[Entries from a dataset]
——
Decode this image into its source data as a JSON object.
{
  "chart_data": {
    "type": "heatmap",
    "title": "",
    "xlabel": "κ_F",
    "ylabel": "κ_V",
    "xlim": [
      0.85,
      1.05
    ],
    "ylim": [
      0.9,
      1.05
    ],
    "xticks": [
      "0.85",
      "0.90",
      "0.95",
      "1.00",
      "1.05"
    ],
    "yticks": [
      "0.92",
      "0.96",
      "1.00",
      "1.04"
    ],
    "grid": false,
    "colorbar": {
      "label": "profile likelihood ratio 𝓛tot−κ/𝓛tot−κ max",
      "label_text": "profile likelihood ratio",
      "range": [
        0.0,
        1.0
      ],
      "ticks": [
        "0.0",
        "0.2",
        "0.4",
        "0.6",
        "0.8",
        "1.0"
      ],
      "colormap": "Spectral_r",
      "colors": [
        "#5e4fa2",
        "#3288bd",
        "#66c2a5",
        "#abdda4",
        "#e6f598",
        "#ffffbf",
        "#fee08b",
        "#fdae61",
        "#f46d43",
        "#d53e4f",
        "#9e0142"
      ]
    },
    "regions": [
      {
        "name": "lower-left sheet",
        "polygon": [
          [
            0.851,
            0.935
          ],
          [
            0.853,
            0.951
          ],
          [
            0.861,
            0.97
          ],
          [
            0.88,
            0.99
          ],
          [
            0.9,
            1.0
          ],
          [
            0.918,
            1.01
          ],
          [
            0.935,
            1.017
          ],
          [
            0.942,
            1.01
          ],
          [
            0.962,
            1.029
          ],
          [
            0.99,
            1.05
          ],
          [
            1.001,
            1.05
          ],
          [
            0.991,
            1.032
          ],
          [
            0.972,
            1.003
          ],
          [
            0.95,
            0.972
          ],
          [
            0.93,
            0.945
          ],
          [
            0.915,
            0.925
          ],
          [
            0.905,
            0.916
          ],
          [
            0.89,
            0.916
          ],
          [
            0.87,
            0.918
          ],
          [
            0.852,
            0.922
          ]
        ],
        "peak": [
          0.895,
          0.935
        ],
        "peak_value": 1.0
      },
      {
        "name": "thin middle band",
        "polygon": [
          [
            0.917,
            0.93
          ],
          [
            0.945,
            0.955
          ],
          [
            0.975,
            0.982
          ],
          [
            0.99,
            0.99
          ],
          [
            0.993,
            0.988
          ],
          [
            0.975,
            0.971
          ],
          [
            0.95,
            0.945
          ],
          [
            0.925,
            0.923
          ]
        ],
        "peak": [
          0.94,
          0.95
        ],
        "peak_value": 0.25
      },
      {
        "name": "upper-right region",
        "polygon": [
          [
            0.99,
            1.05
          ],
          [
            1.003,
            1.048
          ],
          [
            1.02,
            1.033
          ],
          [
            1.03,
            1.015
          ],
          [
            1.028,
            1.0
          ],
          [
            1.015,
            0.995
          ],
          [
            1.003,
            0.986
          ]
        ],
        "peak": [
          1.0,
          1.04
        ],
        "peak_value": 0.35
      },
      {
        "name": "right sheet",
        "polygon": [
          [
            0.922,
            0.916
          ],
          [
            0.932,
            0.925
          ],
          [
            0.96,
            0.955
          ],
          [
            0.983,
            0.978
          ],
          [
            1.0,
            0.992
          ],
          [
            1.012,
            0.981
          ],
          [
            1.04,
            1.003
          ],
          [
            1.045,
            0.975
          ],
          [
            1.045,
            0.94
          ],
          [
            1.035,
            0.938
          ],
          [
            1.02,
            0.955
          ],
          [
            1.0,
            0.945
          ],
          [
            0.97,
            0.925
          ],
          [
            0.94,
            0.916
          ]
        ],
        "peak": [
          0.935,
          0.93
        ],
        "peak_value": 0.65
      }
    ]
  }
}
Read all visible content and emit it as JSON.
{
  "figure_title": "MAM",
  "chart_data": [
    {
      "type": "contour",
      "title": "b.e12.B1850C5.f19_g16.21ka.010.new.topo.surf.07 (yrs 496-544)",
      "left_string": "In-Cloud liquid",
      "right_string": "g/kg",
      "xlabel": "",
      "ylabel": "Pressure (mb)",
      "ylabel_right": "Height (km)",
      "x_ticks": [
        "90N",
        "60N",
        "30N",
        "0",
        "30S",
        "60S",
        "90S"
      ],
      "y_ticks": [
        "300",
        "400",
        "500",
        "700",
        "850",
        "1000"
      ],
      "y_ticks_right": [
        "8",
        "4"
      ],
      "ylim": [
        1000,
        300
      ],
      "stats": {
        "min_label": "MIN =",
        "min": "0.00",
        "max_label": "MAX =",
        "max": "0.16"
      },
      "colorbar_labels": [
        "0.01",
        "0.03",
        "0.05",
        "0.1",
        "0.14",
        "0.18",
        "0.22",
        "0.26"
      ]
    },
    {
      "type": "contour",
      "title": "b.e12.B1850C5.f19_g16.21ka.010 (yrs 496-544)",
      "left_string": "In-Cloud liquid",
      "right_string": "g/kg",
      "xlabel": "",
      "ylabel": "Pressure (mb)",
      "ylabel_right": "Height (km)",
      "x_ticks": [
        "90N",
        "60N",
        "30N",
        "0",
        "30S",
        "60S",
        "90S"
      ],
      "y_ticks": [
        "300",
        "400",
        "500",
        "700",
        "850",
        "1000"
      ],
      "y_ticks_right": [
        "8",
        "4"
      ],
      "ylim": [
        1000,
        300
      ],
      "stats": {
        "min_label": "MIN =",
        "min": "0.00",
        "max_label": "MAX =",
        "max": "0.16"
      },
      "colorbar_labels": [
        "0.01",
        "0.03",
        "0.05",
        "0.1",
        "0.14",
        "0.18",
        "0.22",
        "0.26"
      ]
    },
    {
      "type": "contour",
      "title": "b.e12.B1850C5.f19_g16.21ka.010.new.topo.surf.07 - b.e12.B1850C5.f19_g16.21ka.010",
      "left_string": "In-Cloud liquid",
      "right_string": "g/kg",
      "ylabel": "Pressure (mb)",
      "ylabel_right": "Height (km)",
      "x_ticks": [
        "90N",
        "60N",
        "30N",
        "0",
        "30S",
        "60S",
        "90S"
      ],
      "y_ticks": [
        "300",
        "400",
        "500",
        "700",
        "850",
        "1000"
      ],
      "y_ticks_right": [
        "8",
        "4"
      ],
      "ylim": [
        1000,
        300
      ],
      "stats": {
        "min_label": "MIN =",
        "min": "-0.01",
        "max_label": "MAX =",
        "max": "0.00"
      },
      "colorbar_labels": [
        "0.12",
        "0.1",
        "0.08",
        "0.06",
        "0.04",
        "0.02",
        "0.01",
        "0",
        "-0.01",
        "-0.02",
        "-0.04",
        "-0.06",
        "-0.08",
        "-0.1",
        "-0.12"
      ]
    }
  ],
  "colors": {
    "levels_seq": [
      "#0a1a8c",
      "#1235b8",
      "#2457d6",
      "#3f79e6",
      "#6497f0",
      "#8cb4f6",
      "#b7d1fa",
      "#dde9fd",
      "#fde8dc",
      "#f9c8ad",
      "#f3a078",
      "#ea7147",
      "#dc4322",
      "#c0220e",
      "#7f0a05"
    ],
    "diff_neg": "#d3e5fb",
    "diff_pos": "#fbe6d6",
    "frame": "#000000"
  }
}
——
What to produce:
Select the lines that carry the string "name" and copy them.

Response to this exercise:
        "name": "lower-left sheet",
        "name": "thin middle band",
        "name": "upper-right region",
        "name": "right sheet",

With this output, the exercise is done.